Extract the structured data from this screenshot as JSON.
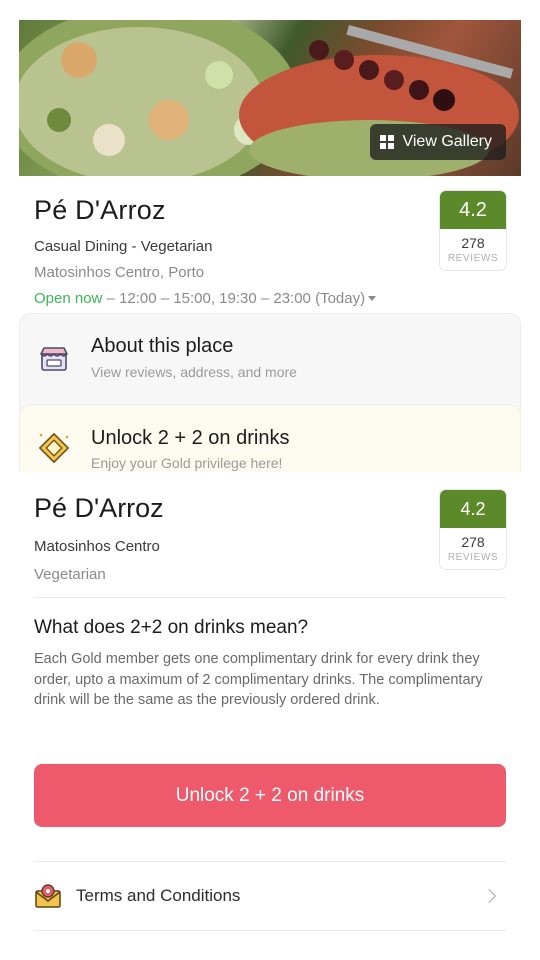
{
  "hero": {
    "gallery_label": "View Gallery"
  },
  "restaurant": {
    "name": "Pé D'Arroz",
    "cuisine": "Casual Dining - Vegetarian",
    "location": "Matosinhos Centro, Porto",
    "open_status": "Open now",
    "hours": " – 12:00 – 15:00, 19:30 – 23:00 (Today)",
    "rating": "4.2",
    "reviews_count": "278",
    "reviews_label": "REVIEWS"
  },
  "about": {
    "title": "About this place",
    "subtitle": "View reviews, address, and more"
  },
  "gold": {
    "title": "Unlock 2 + 2 on drinks",
    "subtitle": "Enjoy your Gold privilege here!"
  },
  "sheet": {
    "name": "Pé D'Arroz",
    "location": "Matosinhos Centro",
    "category": "Vegetarian",
    "rating": "4.2",
    "reviews_count": "278",
    "reviews_label": "REVIEWS",
    "question": "What does 2+2 on drinks mean?",
    "answer": "Each Gold member gets one complimentary drink for every drink they order, upto a maximum of 2 complimentary drinks. The complimentary drink will be the same as the previously ordered drink.",
    "cta_label": "Unlock 2 + 2 on drinks",
    "terms_label": "Terms and Conditions"
  },
  "colors": {
    "rating_green": "#5c8a2a",
    "open_green": "#3ab757",
    "cta_red": "#ee5a6c"
  },
  "icons": {
    "gallery": "grid-icon",
    "about": "storefront-icon",
    "gold": "diamond-offer-icon",
    "terms": "envelope-badge-icon",
    "terms_arrow": "chevron-right-icon"
  }
}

------------------------------------------------------------

The records above must be transcribed exactly. Pictures are left out of the copy.

Extract the structured data from this screenshot as JSON.
{
  "hero": {
    "gallery_label": "View Gallery"
  },
  "restaurant": {
    "name": "Pé D'Arroz",
    "cuisine": "Casual Dining - Vegetarian",
    "location": "Matosinhos Centro, Porto",
    "open_status": "Open now",
    "hours": " – 12:00 – 15:00, 19:30 – 23:00 (Today)",
    "rating": "4.2",
    "reviews_count": "278",
    "reviews_label": "REVIEWS"
  },
  "about": {
    "title": "About this place",
    "subtitle": "View reviews, address, and more"
  },
  "gold": {
    "title": "Unlock 2 + 2 on drinks",
    "subtitle": "Enjoy your Gold privilege here!"
  },
  "sheet": {
    "name": "Pé D'Arroz",
    "location": "Matosinhos Centro",
    "category": "Vegetarian",
    "rating": "4.2",
    "reviews_count": "278",
    "reviews_label": "REVIEWS",
    "question": "What does 2+2 on drinks mean?",
    "answer": "Each Gold member gets one complimentary drink for every drink they order, upto a maximum of 2 complimentary drinks. The complimentary drink will be the same as the previously ordered drink.",
    "cta_label": "Unlock 2 + 2 on drinks",
    "terms_label": "Terms and Conditions"
  },
  "colors": {
    "rating_green": "#5c8a2a",
    "open_green": "#3ab757",
    "cta_red": "#ee5a6c"
  },
  "icons": {
    "gallery": "grid-icon",
    "about": "storefront-icon",
    "gold": "diamond-offer-icon",
    "terms": "envelope-badge-icon",
    "terms_arrow": "chevron-right-icon"
  }
}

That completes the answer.